[Saved data entries]
- - - - - - -

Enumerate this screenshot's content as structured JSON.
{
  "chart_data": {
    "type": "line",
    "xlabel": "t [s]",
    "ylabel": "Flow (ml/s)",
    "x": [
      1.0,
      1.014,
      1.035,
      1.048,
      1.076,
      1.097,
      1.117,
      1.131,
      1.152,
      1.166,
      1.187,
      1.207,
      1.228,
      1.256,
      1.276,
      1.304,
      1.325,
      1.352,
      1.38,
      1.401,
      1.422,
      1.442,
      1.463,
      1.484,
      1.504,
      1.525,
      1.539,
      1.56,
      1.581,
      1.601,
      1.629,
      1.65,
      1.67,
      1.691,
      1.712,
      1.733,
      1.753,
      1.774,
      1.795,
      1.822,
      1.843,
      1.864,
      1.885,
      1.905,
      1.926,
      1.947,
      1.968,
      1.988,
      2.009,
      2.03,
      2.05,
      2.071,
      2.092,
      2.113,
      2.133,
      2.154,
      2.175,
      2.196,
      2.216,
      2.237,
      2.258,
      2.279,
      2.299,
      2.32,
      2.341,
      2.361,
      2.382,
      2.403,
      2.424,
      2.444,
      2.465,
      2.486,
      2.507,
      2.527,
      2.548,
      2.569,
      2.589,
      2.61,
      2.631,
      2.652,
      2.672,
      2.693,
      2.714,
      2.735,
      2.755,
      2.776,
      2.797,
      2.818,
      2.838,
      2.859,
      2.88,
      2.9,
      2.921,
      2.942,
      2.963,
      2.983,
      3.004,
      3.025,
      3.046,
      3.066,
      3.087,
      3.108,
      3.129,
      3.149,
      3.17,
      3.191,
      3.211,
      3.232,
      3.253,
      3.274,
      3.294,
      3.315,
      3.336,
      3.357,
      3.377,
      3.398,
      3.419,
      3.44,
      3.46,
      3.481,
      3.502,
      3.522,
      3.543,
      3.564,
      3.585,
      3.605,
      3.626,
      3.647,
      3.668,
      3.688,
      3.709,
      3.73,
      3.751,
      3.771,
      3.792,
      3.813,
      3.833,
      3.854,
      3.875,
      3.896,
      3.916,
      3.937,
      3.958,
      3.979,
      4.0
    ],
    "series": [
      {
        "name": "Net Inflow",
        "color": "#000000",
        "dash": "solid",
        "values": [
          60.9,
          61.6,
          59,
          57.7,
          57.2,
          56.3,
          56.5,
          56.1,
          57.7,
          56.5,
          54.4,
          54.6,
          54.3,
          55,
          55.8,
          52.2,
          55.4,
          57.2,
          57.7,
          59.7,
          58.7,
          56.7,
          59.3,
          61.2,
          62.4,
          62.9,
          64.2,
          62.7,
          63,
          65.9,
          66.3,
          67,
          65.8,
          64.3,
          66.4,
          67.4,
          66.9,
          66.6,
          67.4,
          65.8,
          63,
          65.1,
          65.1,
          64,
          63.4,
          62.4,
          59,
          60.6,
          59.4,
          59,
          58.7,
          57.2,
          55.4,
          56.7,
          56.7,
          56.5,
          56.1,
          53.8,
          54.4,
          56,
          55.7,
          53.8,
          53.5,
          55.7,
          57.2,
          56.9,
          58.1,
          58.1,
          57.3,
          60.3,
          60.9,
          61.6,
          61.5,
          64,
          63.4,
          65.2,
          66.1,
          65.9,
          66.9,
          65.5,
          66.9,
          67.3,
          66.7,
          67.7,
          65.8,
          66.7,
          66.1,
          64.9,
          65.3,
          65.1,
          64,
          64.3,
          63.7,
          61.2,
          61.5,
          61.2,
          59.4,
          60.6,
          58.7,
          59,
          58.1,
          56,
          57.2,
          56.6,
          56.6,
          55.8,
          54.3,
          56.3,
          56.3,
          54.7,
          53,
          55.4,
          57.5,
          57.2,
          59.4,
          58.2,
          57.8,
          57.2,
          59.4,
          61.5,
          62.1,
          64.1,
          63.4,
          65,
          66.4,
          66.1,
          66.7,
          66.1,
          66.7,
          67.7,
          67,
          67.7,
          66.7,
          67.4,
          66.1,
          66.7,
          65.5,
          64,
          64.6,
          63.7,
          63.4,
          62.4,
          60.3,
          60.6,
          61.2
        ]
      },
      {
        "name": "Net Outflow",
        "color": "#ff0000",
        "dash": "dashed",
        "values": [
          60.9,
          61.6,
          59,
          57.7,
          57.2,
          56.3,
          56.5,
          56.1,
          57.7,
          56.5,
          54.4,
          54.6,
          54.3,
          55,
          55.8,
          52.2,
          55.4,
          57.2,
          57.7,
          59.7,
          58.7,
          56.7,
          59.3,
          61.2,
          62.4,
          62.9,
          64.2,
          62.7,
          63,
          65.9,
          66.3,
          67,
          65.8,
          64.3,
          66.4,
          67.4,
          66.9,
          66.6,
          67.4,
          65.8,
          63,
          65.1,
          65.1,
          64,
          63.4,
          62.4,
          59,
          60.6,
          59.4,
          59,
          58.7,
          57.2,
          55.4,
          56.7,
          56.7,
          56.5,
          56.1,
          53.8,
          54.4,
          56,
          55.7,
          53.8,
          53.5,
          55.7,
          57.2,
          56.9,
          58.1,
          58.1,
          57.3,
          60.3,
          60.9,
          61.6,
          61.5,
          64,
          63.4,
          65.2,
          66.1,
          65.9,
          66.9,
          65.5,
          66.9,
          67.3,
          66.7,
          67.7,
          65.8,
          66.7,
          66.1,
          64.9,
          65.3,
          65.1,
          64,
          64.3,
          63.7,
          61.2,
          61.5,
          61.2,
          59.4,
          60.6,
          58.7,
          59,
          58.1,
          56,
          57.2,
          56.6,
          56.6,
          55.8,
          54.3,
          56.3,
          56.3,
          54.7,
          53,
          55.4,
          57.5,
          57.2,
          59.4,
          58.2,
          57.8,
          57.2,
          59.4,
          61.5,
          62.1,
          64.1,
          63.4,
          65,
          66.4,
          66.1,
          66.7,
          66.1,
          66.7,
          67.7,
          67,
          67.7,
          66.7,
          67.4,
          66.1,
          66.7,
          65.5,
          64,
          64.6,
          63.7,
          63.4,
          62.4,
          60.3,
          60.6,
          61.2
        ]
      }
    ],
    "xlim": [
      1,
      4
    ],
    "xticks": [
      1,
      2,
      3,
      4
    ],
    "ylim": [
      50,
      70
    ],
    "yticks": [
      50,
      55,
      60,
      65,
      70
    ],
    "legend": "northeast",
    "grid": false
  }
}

- - - - - - -

WHAT NEEDS TO BE DONE
Type out the full listing again, exactly as given.

EXERCISE SOLUTION
Enumerate this screenshot's content as structured JSON.
{
  "chart_data": {
    "type": "line",
    "xlabel": "t [s]",
    "ylabel": "Flow (ml/s)",
    "x": [
      1.0,
      1.014,
      1.035,
      1.048,
      1.076,
      1.097,
      1.117,
      1.131,
      1.152,
      1.166,
      1.187,
      1.207,
      1.228,
      1.256,
      1.276,
      1.304,
      1.325,
      1.352,
      1.38,
      1.401,
      1.422,
      1.442,
      1.463,
      1.484,
      1.504,
      1.525,
      1.539,
      1.56,
      1.581,
      1.601,
      1.629,
      1.65,
      1.67,
      1.691,
      1.712,
      1.733,
      1.753,
      1.774,
      1.795,
      1.822,
      1.843,
      1.864,
      1.885,
      1.905,
      1.926,
      1.947,
      1.968,
      1.988,
      2.009,
      2.03,
      2.05,
      2.071,
      2.092,
      2.113,
      2.133,
      2.154,
      2.175,
      2.196,
      2.216,
      2.237,
      2.258,
      2.279,
      2.299,
      2.32,
      2.341,
      2.361,
      2.382,
      2.403,
      2.424,
      2.444,
      2.465,
      2.486,
      2.507,
      2.527,
      2.548,
      2.569,
      2.589,
      2.61,
      2.631,
      2.652,
      2.672,
      2.693,
      2.714,
      2.735,
      2.755,
      2.776,
      2.797,
      2.818,
      2.838,
      2.859,
      2.88,
      2.9,
      2.921,
      2.942,
      2.963,
      2.983,
      3.004,
      3.025,
      3.046,
      3.066,
      3.087,
      3.108,
      3.129,
      3.149,
      3.17,
      3.191,
      3.211,
      3.232,
      3.253,
      3.274,
      3.294,
      3.315,
      3.336,
      3.357,
      3.377,
      3.398,
      3.419,
      3.44,
      3.46,
      3.481,
      3.502,
      3.522,
      3.543,
      3.564,
      3.585,
      3.605,
      3.626,
      3.647,
      3.668,
      3.688,
      3.709,
      3.73,
      3.751,
      3.771,
      3.792,
      3.813,
      3.833,
      3.854,
      3.875,
      3.896,
      3.916,
      3.937,
      3.958,
      3.979,
      4.0
    ],
    "series": [
      {
        "name": "Net Inflow",
        "color": "#000000",
        "dash": "solid",
        "values": [
          60.9,
          61.6,
          59,
          57.7,
          57.2,
          56.3,
          56.5,
          56.1,
          57.7,
          56.5,
          54.4,
          54.6,
          54.3,
          55,
          55.8,
          52.2,
          55.4,
          57.2,
          57.7,
          59.7,
          58.7,
          56.7,
          59.3,
          61.2,
          62.4,
          62.9,
          64.2,
          62.7,
          63,
          65.9,
          66.3,
          67,
          65.8,
          64.3,
          66.4,
          67.4,
          66.9,
          66.6,
          67.4,
          65.8,
          63,
          65.1,
          65.1,
          64,
          63.4,
          62.4,
          59,
          60.6,
          59.4,
          59,
          58.7,
          57.2,
          55.4,
          56.7,
          56.7,
          56.5,
          56.1,
          53.8,
          54.4,
          56,
          55.7,
          53.8,
          53.5,
          55.7,
          57.2,
          56.9,
          58.1,
          58.1,
          57.3,
          60.3,
          60.9,
          61.6,
          61.5,
          64,
          63.4,
          65.2,
          66.1,
          65.9,
          66.9,
          65.5,
          66.9,
          67.3,
          66.7,
          67.7,
          65.8,
          66.7,
          66.1,
          64.9,
          65.3,
          65.1,
          64,
          64.3,
          63.7,
          61.2,
          61.5,
          61.2,
          59.4,
          60.6,
          58.7,
          59,
          58.1,
          56,
          57.2,
          56.6,
          56.6,
          55.8,
          54.3,
          56.3,
          56.3,
          54.7,
          53,
          55.4,
          57.5,
          57.2,
          59.4,
          58.2,
          57.8,
          57.2,
          59.4,
          61.5,
          62.1,
          64.1,
          63.4,
          65,
          66.4,
          66.1,
          66.7,
          66.1,
          66.7,
          67.7,
          67,
          67.7,
          66.7,
          67.4,
          66.1,
          66.7,
          65.5,
          64,
          64.6,
          63.7,
          63.4,
          62.4,
          60.3,
          60.6,
          61.2
        ]
      },
      {
        "name": "Net Outflow",
        "color": "#ff0000",
        "dash": "dashed",
        "values": [
          60.9,
          61.6,
          59,
          57.7,
          57.2,
          56.3,
          56.5,
          56.1,
          57.7,
          56.5,
          54.4,
          54.6,
          54.3,
          55,
          55.8,
          52.2,
          55.4,
          57.2,
          57.7,
          59.7,
          58.7,
          56.7,
          59.3,
          61.2,
          62.4,
          62.9,
          64.2,
          62.7,
          63,
          65.9,
          66.3,
          67,
          65.8,
          64.3,
          66.4,
          67.4,
          66.9,
          66.6,
          67.4,
          65.8,
          63,
          65.1,
          65.1,
          64,
          63.4,
          62.4,
          59,
          60.6,
          59.4,
          59,
          58.7,
          57.2,
          55.4,
          56.7,
          56.7,
          56.5,
          56.1,
          53.8,
          54.4,
          56,
          55.7,
          53.8,
          53.5,
          55.7,
          57.2,
          56.9,
          58.1,
          58.1,
          57.3,
          60.3,
          60.9,
          61.6,
          61.5,
          64,
          63.4,
          65.2,
          66.1,
          65.9,
          66.9,
          65.5,
          66.9,
          67.3,
          66.7,
          67.7,
          65.8,
          66.7,
          66.1,
          64.9,
          65.3,
          65.1,
          64,
          64.3,
          63.7,
          61.2,
          61.5,
          61.2,
          59.4,
          60.6,
          58.7,
          59,
          58.1,
          56,
          57.2,
          56.6,
          56.6,
          55.8,
          54.3,
          56.3,
          56.3,
          54.7,
          53,
          55.4,
          57.5,
          57.2,
          59.4,
          58.2,
          57.8,
          57.2,
          59.4,
          61.5,
          62.1,
          64.1,
          63.4,
          65,
          66.4,
          66.1,
          66.7,
          66.1,
          66.7,
          67.7,
          67,
          67.7,
          66.7,
          67.4,
          66.1,
          66.7,
          65.5,
          64,
          64.6,
          63.7,
          63.4,
          62.4,
          60.3,
          60.6,
          61.2
        ]
      }
    ],
    "xlim": [
      1,
      4
    ],
    "xticks": [
      1,
      2,
      3,
      4
    ],
    "ylim": [
      50,
      70
    ],
    "yticks": [
      50,
      55,
      60,
      65,
      70
    ],
    "legend": "northeast",
    "grid": false
  }
}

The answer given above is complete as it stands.